* [OBJECTIVE]:
Copy all of the material below exactly.

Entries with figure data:

::::::

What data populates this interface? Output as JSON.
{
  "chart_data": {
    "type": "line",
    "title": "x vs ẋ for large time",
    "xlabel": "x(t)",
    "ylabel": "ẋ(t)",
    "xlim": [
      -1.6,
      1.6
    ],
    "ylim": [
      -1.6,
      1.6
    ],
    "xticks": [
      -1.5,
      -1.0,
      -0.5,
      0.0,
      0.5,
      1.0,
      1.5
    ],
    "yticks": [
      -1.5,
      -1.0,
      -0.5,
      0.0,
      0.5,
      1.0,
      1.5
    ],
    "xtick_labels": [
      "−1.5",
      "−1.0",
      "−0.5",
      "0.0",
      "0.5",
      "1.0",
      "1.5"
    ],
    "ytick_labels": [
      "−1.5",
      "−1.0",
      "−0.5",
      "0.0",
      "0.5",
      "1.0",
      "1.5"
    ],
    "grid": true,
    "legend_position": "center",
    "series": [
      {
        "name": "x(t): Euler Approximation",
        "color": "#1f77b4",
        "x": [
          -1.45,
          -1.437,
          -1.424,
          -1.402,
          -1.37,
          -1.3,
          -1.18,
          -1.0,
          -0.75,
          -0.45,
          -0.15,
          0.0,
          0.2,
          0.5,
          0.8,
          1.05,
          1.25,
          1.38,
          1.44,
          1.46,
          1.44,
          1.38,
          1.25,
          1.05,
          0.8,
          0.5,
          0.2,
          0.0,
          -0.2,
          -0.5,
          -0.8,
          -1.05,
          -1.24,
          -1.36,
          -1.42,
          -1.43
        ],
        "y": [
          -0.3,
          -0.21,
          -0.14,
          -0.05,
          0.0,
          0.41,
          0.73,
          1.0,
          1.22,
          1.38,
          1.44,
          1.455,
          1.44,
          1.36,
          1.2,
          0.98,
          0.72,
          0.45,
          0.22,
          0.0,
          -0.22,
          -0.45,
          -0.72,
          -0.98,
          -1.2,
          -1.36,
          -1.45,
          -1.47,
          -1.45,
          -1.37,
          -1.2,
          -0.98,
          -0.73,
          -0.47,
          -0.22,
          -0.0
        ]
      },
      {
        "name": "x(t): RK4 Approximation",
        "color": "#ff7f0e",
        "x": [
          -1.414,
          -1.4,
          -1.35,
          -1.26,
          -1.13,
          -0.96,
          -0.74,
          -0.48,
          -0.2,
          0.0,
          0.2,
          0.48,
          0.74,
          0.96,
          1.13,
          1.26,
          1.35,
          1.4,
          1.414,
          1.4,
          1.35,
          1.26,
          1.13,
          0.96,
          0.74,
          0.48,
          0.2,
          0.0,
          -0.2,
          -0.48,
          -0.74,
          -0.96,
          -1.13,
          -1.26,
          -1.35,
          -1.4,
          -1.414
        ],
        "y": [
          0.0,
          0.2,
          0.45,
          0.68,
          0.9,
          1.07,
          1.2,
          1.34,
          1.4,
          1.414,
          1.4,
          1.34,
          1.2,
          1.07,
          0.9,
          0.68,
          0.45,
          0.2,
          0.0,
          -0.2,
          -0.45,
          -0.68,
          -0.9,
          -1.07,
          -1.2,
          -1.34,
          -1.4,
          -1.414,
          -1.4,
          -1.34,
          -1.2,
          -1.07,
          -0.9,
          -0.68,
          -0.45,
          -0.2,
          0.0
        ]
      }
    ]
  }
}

::::::

* [TASK ANSWER]:
What data populates this interface? Output as JSON.
{
  "chart_data": {
    "type": "line",
    "title": "x vs ẋ for large time",
    "xlabel": "x(t)",
    "ylabel": "ẋ(t)",
    "xlim": [
      -1.6,
      1.6
    ],
    "ylim": [
      -1.6,
      1.6
    ],
    "xticks": [
      -1.5,
      -1.0,
      -0.5,
      0.0,
      0.5,
      1.0,
      1.5
    ],
    "yticks": [
      -1.5,
      -1.0,
      -0.5,
      0.0,
      0.5,
      1.0,
      1.5
    ],
    "xtick_labels": [
      "−1.5",
      "−1.0",
      "−0.5",
      "0.0",
      "0.5",
      "1.0",
      "1.5"
    ],
    "ytick_labels": [
      "−1.5",
      "−1.0",
      "−0.5",
      "0.0",
      "0.5",
      "1.0",
      "1.5"
    ],
    "grid": true,
    "legend_position": "center",
    "series": [
      {
        "name": "x(t): Euler Approximation",
        "color": "#1f77b4",
        "x": [
          -1.45,
          -1.437,
          -1.424,
          -1.402,
          -1.37,
          -1.3,
          -1.18,
          -1.0,
          -0.75,
          -0.45,
          -0.15,
          0.0,
          0.2,
          0.5,
          0.8,
          1.05,
          1.25,
          1.38,
          1.44,
          1.46,
          1.44,
          1.38,
          1.25,
          1.05,
          0.8,
          0.5,
          0.2,
          0.0,
          -0.2,
          -0.5,
          -0.8,
          -1.05,
          -1.24,
          -1.36,
          -1.42,
          -1.43
        ],
        "y": [
          -0.3,
          -0.21,
          -0.14,
          -0.05,
          0.0,
          0.41,
          0.73,
          1.0,
          1.22,
          1.38,
          1.44,
          1.455,
          1.44,
          1.36,
          1.2,
          0.98,
          0.72,
          0.45,
          0.22,
          0.0,
          -0.22,
          -0.45,
          -0.72,
          -0.98,
          -1.2,
          -1.36,
          -1.45,
          -1.47,
          -1.45,
          -1.37,
          -1.2,
          -0.98,
          -0.73,
          -0.47,
          -0.22,
          -0.0
        ]
      },
      {
        "name": "x(t): RK4 Approximation",
        "color": "#ff7f0e",
        "x": [
          -1.414,
          -1.4,
          -1.35,
          -1.26,
          -1.13,
          -0.96,
          -0.74,
          -0.48,
          -0.2,
          0.0,
          0.2,
          0.48,
          0.74,
          0.96,
          1.13,
          1.26,
          1.35,
          1.4,
          1.414,
          1.4,
          1.35,
          1.26,
          1.13,
          0.96,
          0.74,
          0.48,
          0.2,
          0.0,
          -0.2,
          -0.48,
          -0.74,
          -0.96,
          -1.13,
          -1.26,
          -1.35,
          -1.4,
          -1.414
        ],
        "y": [
          0.0,
          0.2,
          0.45,
          0.68,
          0.9,
          1.07,
          1.2,
          1.34,
          1.4,
          1.414,
          1.4,
          1.34,
          1.2,
          1.07,
          0.9,
          0.68,
          0.45,
          0.2,
          0.0,
          -0.2,
          -0.45,
          -0.68,
          -0.9,
          -1.07,
          -1.2,
          -1.34,
          -1.4,
          -1.414,
          -1.4,
          -1.34,
          -1.2,
          -1.07,
          -0.9,
          -0.68,
          -0.45,
          -0.2,
          0.0
        ]
      }
    ]
  }
}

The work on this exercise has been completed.